De acordo com o relatório, a indústria do tabaco lucrou quase US$ 6.000 para cada morte causada pelo fumo no ano de 2010. Neste ano, a renda das seis maiores fábricas de cigarro do planeta foi de US$ 35 bilhões, o que corresponde aos lucros combinados da Coca-Cola, da Microsoft e do McDonald’s no mesmo ano.
É um dos negócios mais lucrativos do planeta. Aproximadamente 20% da população adulta mundial fuma cigarros. Originário das Américas, o tabaco foi levado para a Europa no século 15 e, nos séculos seguintes, tornou-se um dos pilares da economia imperialista.
Já no século 19 o costume de fumar deixou os salões da aristocracia e se popularizou, na Europa e na América. Nas primeiras décadas do século 20 surgiram a indústria do tabaco e o marketing em torno do produto, tendo como público-alvo as mulheres e, mais tarde, os adolescentes.
As propagandas associavam o fumo a hábitos saudáveis e jovialidade, sendo comum atletas, artistas e até médicos anunciarem o produto em rádio, TV e jornais. Os estúdios de Hollywood recebiam verbas para que seus astros fumassem em filmes. Mais do que uma “pausa” na hora do café, o cigarro se tornou parte da cultura e sociedade moderna.
Sabor chocolate
Nos anos 1970 foram dados os primeiros alarmes da comunidade médica sobre os efeitos nocivos do cigarro, não obstante os esforços do setor empresarial para tentar impedir que o público fosse informado dos males do vício. Hoje, o tabagismo é apontado como causa da morte de 15% dos homens e 7% das mulheres. Além disso, o fumo é considerado fator de risco de quatro causas de morte – câncer, doenças cardíacas, diabetes e doenças do aparelho respiratório – que respondem por 63% dos óbitos no mundo, segundo a Organização Mundial de Saúde (OMS).

- Material extraído
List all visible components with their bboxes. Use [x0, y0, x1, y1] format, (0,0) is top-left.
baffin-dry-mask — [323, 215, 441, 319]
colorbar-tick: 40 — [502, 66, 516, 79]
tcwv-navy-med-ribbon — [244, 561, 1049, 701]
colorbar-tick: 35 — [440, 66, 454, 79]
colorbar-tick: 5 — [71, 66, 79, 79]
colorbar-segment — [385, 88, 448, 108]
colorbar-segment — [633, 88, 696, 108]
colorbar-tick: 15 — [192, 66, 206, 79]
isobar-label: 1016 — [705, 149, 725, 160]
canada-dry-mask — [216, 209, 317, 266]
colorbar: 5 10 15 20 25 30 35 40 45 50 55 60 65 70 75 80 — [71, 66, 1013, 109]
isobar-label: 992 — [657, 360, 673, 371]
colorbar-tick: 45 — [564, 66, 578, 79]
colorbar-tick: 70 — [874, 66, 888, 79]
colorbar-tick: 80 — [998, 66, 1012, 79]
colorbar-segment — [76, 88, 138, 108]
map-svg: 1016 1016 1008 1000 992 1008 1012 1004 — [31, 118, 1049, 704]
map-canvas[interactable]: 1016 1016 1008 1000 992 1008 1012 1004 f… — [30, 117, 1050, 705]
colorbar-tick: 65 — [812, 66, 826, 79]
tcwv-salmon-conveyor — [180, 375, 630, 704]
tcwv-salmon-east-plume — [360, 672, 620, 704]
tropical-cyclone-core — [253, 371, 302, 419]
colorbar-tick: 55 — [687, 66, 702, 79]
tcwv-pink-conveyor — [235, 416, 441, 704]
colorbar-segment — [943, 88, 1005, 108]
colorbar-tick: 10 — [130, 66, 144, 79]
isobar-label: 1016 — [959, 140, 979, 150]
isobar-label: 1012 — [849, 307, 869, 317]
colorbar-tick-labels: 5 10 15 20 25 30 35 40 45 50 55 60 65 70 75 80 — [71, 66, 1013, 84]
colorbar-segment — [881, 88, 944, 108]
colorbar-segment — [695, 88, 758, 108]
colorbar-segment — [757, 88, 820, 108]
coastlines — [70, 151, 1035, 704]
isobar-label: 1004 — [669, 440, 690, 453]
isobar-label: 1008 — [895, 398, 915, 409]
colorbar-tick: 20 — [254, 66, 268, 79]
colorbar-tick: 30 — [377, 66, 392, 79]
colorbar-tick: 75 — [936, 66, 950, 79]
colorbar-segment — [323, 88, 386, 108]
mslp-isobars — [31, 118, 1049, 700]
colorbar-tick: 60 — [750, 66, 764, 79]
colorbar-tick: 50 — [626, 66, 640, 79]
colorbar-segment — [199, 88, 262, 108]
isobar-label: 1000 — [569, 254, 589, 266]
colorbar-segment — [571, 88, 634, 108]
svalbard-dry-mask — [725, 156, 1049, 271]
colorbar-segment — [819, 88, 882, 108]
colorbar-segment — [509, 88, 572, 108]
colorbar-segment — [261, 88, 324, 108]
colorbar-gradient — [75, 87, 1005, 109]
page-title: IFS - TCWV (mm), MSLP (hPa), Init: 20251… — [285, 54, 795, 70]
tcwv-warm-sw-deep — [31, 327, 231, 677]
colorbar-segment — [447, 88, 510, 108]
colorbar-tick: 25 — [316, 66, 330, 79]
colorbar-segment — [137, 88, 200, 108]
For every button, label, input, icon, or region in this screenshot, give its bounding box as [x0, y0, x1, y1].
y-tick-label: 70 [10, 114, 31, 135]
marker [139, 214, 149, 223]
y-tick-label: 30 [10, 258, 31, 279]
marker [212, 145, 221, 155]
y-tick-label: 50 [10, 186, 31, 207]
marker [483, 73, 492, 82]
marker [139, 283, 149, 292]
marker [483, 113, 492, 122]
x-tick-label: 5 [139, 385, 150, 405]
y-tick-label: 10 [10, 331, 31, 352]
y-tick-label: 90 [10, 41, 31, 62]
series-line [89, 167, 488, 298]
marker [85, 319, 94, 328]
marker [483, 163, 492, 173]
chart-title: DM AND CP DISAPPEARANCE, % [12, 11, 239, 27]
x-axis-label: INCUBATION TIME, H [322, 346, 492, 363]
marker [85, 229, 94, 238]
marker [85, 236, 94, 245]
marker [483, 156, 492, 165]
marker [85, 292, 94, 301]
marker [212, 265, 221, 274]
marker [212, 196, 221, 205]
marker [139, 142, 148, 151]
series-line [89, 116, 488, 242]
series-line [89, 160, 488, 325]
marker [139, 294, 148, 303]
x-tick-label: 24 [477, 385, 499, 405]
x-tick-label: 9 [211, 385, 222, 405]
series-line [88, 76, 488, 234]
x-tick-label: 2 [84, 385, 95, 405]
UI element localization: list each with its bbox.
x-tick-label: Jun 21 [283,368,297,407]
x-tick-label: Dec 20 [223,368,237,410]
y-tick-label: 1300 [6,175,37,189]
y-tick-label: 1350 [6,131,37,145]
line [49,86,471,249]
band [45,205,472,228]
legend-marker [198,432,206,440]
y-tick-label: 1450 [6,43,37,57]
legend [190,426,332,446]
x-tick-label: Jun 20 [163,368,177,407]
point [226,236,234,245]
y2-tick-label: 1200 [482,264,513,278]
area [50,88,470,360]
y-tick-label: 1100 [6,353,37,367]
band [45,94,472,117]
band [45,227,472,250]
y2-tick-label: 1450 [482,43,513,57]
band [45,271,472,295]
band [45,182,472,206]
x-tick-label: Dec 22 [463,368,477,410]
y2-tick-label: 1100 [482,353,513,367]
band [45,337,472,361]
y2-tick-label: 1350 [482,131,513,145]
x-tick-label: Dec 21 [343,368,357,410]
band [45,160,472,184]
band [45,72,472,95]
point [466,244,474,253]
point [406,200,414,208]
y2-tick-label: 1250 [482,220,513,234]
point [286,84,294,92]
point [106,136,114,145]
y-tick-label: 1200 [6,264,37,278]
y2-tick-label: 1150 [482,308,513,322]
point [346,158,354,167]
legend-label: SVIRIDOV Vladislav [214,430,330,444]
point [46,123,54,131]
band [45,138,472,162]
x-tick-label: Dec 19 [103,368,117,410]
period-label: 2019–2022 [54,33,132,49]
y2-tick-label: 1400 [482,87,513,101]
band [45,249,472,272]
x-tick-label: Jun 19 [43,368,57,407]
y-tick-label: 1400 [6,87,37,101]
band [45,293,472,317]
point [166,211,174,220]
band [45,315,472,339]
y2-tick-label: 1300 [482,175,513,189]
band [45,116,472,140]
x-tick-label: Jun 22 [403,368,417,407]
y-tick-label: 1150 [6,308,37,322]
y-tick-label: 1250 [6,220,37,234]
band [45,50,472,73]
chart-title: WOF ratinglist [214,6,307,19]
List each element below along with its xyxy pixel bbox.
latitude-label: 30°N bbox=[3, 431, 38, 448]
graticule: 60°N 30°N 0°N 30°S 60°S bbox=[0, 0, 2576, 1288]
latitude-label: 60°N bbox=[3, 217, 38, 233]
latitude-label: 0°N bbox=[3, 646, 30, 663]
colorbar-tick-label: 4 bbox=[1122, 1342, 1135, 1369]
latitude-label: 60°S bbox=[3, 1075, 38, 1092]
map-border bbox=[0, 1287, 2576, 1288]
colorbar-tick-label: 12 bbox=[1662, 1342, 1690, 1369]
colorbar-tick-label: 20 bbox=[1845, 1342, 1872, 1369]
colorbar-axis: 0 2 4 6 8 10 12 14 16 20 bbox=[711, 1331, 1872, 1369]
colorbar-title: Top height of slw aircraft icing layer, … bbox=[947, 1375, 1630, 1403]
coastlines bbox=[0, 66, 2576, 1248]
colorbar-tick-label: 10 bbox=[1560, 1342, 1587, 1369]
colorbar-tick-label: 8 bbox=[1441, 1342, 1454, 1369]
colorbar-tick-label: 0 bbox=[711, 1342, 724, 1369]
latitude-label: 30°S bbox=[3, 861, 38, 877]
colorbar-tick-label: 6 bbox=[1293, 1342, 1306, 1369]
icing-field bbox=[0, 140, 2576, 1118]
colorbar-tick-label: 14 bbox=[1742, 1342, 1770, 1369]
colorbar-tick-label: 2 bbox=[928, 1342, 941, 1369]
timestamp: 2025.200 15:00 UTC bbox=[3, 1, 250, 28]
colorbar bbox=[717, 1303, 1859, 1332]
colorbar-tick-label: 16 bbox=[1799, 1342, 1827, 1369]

- Exercícios
A. Liste as causas de morte para as quais o fumo é considerado fator de risco, conforme o texto sobre a indústria do tabaco.
B. Responda com base no texto sobre a indústria do tabaco:
(i) Em que século o tabaco foi levado para a Europa?
(ii) Que porcentagem da população adulta mundial fuma cigarros?
(iii) Em que década a comunidade médica deu os primeiros alarmes sobre os efeitos nocivos do cigarro?
C. Continue o texto sobre a indústria do tabaco a partir da última frase apresentada.

- Respostas dos exercícios
A.
- câncer
- doenças cardíacas
- diabetes
- doenças do aparelho respiratório

B.
(i) No século 15.
(ii) Aproximadamente 20%.
(iii) Nos anos 1970.

C.
Mas, diferente de outros agentes cancerígenos, o fumo pode ser prevenido com políticas públicas. Elas incluem taxação do produto, banimento da publicidade, restrição de fumo em locais fechados e campanhas de saúde. A epidemia do tabaco, para os Estados, se traduz em prejuízos nas áreas de Saúde e Previdência Social, o que levou os governos a deixarem de compactuar com os fabricantes.
Uma iniciativa mais abrangente foi a assinatura da Convenção-Quadro para o Controle do Tabaco (CQCT), um acordo internacional que estabelece compromissos de criação de políticas de controle do tabaco e cooperação entre governos. O tratado entrou em vigor em 2005, e possui 174 países membros e 168 signatários, incluindo o Brasil.
Segundo país a assinar o acordo, o Brasil possui leis que o colocam na vanguarda da luta contra o tabagismo. No final dos anos 1980, os fabricantes foram obrigados a estampar nas embalagens a frase “O Ministério da Saúde adverte: fumar é prejudicial à saúde”. A proibição da publicidade veio em 2000 e, a partir de 2008, os maços de cigarro passaram a trazer imagens provocativas, com o objetivo de chocar o fumante.
No ano passado, uma lei federal proibiu o fumo em locais fechados, banindo o cigarro de espaços como restaurantes, casas noturnas e cinemas. Na mais recente ofensiva contra a indústria, no dia 13 de março, o governo proibiu o uso de aditivos que dão sabor aos cigarros (menta, chocolate, canela e fruta). Cigarros desse tipo representam 22% do total vendido no país e fazem parte de uma estratégia para tornar o produto mais atrativo para crianças e adolescentes.
Também foram proibidas substâncias que potencializam no organismo a ação da nicotina – o princípio ativo do tabaco cujo uso causa dependência. As empresas têm até dois anos para se adaptarem às normas.
Estima-se que, no Brasil, 23,9% da população seja fumante, e que 200 mil mortes por ano sejam decorrentes do hábito de fumar. Entre as vítimas mais famosas do cigarro está o comediante Chico Anysio, morto em 23 de março depois de sofrer anos de enfisema pulmonar e doenças respiratórias causadas pelo fumo.
Em entrevista, a viúva do humorista disse que pretende criar um instituto antitabagista, somando-se, assim, a outras campanhas da sociedade civil, entre elas uma da própria Rede Globo, que exibiu no programa Fantástico a série “Brasil sem Cigarro”, apresentada pelo médico Dráuzio Varella. Décadas após o início do “holocausto silencioso” promovido por empresas e governos, Zeno, personagem do romance de Svevo, teria hoje mais informações e apoio médico para largar o vício.